>> begin

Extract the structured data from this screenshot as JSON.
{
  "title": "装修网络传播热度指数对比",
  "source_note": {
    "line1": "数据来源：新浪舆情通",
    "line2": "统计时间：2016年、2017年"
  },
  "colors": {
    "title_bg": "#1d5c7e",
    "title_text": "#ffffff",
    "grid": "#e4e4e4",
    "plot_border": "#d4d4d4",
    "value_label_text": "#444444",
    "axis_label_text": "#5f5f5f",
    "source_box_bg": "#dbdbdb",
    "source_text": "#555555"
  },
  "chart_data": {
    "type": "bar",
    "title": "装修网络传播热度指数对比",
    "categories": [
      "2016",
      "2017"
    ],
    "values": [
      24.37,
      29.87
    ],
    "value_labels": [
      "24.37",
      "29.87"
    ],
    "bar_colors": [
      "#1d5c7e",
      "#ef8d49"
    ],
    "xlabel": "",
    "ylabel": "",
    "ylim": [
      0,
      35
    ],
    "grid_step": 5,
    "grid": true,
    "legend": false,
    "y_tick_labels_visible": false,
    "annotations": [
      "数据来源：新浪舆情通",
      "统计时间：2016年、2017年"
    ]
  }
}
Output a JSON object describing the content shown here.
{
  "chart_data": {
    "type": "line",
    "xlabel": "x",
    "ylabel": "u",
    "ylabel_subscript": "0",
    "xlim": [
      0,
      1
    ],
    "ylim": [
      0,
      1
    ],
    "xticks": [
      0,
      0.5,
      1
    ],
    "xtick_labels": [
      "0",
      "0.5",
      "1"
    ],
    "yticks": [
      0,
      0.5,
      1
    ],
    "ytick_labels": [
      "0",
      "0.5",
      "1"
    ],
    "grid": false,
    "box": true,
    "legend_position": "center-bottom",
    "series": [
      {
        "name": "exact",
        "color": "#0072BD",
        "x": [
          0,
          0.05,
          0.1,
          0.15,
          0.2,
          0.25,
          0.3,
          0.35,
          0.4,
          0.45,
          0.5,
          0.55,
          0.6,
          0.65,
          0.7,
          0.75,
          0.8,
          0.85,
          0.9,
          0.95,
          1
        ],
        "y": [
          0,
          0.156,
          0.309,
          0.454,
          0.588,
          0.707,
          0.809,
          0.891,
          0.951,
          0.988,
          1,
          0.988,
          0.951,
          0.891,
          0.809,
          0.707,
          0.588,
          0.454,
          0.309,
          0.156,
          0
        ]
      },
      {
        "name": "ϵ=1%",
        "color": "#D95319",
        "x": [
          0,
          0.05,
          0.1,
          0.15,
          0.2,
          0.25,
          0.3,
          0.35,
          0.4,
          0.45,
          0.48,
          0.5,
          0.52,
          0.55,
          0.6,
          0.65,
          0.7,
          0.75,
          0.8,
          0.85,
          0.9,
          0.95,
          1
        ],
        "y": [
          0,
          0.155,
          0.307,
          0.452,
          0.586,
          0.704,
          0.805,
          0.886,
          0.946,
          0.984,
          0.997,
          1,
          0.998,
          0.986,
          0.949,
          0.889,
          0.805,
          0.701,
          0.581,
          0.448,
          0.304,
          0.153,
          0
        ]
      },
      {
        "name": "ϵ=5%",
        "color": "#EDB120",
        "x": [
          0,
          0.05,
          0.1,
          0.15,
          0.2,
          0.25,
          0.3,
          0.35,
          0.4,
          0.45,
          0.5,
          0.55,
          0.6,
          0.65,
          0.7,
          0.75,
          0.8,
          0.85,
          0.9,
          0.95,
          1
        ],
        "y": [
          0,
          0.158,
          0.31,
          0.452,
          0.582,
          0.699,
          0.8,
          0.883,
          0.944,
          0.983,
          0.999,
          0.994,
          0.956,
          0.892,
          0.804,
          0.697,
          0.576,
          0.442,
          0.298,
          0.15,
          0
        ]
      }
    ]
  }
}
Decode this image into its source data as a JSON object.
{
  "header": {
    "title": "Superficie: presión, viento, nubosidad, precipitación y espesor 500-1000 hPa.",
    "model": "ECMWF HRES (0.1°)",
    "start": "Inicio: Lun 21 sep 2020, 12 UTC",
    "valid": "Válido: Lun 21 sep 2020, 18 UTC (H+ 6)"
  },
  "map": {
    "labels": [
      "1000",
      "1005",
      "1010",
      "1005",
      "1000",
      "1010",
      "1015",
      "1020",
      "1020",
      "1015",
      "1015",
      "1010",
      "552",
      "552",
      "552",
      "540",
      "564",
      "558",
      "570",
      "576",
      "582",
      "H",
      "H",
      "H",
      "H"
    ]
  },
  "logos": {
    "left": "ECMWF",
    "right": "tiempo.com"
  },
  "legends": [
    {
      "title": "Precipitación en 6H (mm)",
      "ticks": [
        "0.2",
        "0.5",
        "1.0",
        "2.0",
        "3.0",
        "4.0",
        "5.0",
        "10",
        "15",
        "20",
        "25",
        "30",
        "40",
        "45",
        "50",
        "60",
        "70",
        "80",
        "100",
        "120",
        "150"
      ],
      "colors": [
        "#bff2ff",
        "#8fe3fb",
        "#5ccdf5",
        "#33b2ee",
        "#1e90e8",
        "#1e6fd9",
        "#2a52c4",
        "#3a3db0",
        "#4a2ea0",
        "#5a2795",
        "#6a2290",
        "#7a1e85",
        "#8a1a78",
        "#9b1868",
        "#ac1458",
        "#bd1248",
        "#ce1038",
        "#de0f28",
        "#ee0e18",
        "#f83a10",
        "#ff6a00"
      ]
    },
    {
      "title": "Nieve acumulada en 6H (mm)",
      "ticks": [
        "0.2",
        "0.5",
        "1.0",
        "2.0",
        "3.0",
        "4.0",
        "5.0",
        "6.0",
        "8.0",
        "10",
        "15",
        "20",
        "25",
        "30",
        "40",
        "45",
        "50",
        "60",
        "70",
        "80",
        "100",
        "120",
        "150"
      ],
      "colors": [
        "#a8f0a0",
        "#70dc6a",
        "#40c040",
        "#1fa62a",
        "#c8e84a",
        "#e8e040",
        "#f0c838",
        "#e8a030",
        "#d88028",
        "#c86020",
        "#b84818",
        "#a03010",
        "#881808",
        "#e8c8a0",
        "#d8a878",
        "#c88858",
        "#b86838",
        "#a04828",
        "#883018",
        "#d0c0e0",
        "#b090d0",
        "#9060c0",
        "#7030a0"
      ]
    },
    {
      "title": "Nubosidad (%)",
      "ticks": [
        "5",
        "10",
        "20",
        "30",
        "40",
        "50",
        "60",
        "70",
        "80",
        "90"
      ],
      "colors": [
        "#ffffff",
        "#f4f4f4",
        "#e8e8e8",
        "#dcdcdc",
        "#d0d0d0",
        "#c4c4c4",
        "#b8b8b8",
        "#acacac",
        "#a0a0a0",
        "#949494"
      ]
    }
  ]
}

>> end

WRITTEN REQUEST =>
Quote each line of the listing above exactly.

ANSWER TO THE EXERCISE =>
Extract the structured data from this screenshot as JSON.
{
  "title": "装修网络传播热度指数对比",
  "source_note": {
    "line1": "数据来源：新浪舆情通",
    "line2": "统计时间：2016年、2017年"
  },
  "colors": {
    "title_bg": "#1d5c7e",
    "title_text": "#ffffff",
    "grid": "#e4e4e4",
    "plot_border": "#d4d4d4",
    "value_label_text": "#444444",
    "axis_label_text": "#5f5f5f",
    "source_box_bg": "#dbdbdb",
    "source_text": "#555555"
  },
  "chart_data": {
    "type": "bar",
    "title": "装修网络传播热度指数对比",
    "categories": [
      "2016",
      "2017"
    ],
    "values": [
      24.37,
      29.87
    ],
    "value_labels": [
      "24.37",
      "29.87"
    ],
    "bar_colors": [
      "#1d5c7e",
      "#ef8d49"
    ],
    "xlabel": "",
    "ylabel": "",
    "ylim": [
      0,
      35
    ],
    "grid_step": 5,
    "grid": true,
    "legend": false,
    "y_tick_labels_visible": false,
    "annotations": [
      "数据来源：新浪舆情通",
      "统计时间：2016年、2017年"
    ]
  }
}
Output a JSON object describing the content shown here.
{
  "chart_data": {
    "type": "line",
    "xlabel": "x",
    "ylabel": "u",
    "ylabel_subscript": "0",
    "xlim": [
      0,
      1
    ],
    "ylim": [
      0,
      1
    ],
    "xticks": [
      0,
      0.5,
      1
    ],
    "xtick_labels": [
      "0",
      "0.5",
      "1"
    ],
    "yticks": [
      0,
      0.5,
      1
    ],
    "ytick_labels": [
      "0",
      "0.5",
      "1"
    ],
    "grid": false,
    "box": true,
    "legend_position": "center-bottom",
    "series": [
      {
        "name": "exact",
        "color": "#0072BD",
        "x": [
          0,
          0.05,
          0.1,
          0.15,
          0.2,
          0.25,
          0.3,
          0.35,
          0.4,
          0.45,
          0.5,
          0.55,
          0.6,
          0.65,
          0.7,
          0.75,
          0.8,
          0.85,
          0.9,
          0.95,
          1
        ],
        "y": [
          0,
          0.156,
          0.309,
          0.454,
          0.588,
          0.707,
          0.809,
          0.891,
          0.951,
          0.988,
          1,
          0.988,
          0.951,
          0.891,
          0.809,
          0.707,
          0.588,
          0.454,
          0.309,
          0.156,
          0
        ]
      },
      {
        "name": "ϵ=1%",
        "color": "#D95319",
        "x": [
          0,
          0.05,
          0.1,
          0.15,
          0.2,
          0.25,
          0.3,
          0.35,
          0.4,
          0.45,
          0.48,
          0.5,
          0.52,
          0.55,
          0.6,
          0.65,
          0.7,
          0.75,
          0.8,
          0.85,
          0.9,
          0.95,
          1
        ],
        "y": [
          0,
          0.155,
          0.307,
          0.452,
          0.586,
          0.704,
          0.805,
          0.886,
          0.946,
          0.984,
          0.997,
          1,
          0.998,
          0.986,
          0.949,
          0.889,
          0.805,
          0.701,
          0.581,
          0.448,
          0.304,
          0.153,
          0
        ]
      },
      {
        "name": "ϵ=5%",
        "color": "#EDB120",
        "x": [
          0,
          0.05,
          0.1,
          0.15,
          0.2,
          0.25,
          0.3,
          0.35,
          0.4,
          0.45,
          0.5,
          0.55,
          0.6,
          0.65,
          0.7,
          0.75,
          0.8,
          0.85,
          0.9,
          0.95,
          1
        ],
        "y": [
          0,
          0.158,
          0.31,
          0.452,
          0.582,
          0.699,
          0.8,
          0.883,
          0.944,
          0.983,
          0.999,
          0.994,
          0.956,
          0.892,
          0.804,
          0.697,
          0.576,
          0.442,
          0.298,
          0.15,
          0
        ]
      }
    ]
  }
}
Decode this image into its source data as a JSON object.
{
  "header": {
    "title": "Superficie: presión, viento, nubosidad, precipitación y espesor 500-1000 hPa.",
    "model": "ECMWF HRES (0.1°)",
    "start": "Inicio: Lun 21 sep 2020, 12 UTC",
    "valid": "Válido: Lun 21 sep 2020, 18 UTC (H+ 6)"
  },
  "map": {
    "labels": [
      "1000",
      "1005",
      "1010",
      "1005",
      "1000",
      "1010",
      "1015",
      "1020",
      "1020",
      "1015",
      "1015",
      "1010",
      "552",
      "552",
      "552",
      "540",
      "564",
      "558",
      "570",
      "576",
      "582",
      "H",
      "H",
      "H",
      "H"
    ]
  },
  "logos": {
    "left": "ECMWF",
    "right": "tiempo.com"
  },
  "legends": [
    {
      "title": "Precipitación en 6H (mm)",
      "ticks": [
        "0.2",
        "0.5",
        "1.0",
        "2.0",
        "3.0",
        "4.0",
        "5.0",
        "10",
        "15",
        "20",
        "25",
        "30",
        "40",
        "45",
        "50",
        "60",
        "70",
        "80",
        "100",
        "120",
        "150"
      ],
      "colors": [
        "#bff2ff",
        "#8fe3fb",
        "#5ccdf5",
        "#33b2ee",
        "#1e90e8",
        "#1e6fd9",
        "#2a52c4",
        "#3a3db0",
        "#4a2ea0",
        "#5a2795",
        "#6a2290",
        "#7a1e85",
        "#8a1a78",
        "#9b1868",
        "#ac1458",
        "#bd1248",
        "#ce1038",
        "#de0f28",
        "#ee0e18",
        "#f83a10",
        "#ff6a00"
      ]
    },
    {
      "title": "Nieve acumulada en 6H (mm)",
      "ticks": [
        "0.2",
        "0.5",
        "1.0",
        "2.0",
        "3.0",
        "4.0",
        "5.0",
        "6.0",
        "8.0",
        "10",
        "15",
        "20",
        "25",
        "30",
        "40",
        "45",
        "50",
        "60",
        "70",
        "80",
        "100",
        "120",
        "150"
      ],
      "colors": [
        "#a8f0a0",
        "#70dc6a",
        "#40c040",
        "#1fa62a",
        "#c8e84a",
        "#e8e040",
        "#f0c838",
        "#e8a030",
        "#d88028",
        "#c86020",
        "#b84818",
        "#a03010",
        "#881808",
        "#e8c8a0",
        "#d8a878",
        "#c88858",
        "#b86838",
        "#a04828",
        "#883018",
        "#d0c0e0",
        "#b090d0",
        "#9060c0",
        "#7030a0"
      ]
    },
    {
      "title": "Nubosidad (%)",
      "ticks": [
        "5",
        "10",
        "20",
        "30",
        "40",
        "50",
        "60",
        "70",
        "80",
        "90"
      ],
      "colors": [
        "#ffffff",
        "#f4f4f4",
        "#e8e8e8",
        "#dcdcdc",
        "#d0d0d0",
        "#c4c4c4",
        "#b8b8b8",
        "#acacac",
        "#a0a0a0",
        "#949494"
      ]
    }
  ]
}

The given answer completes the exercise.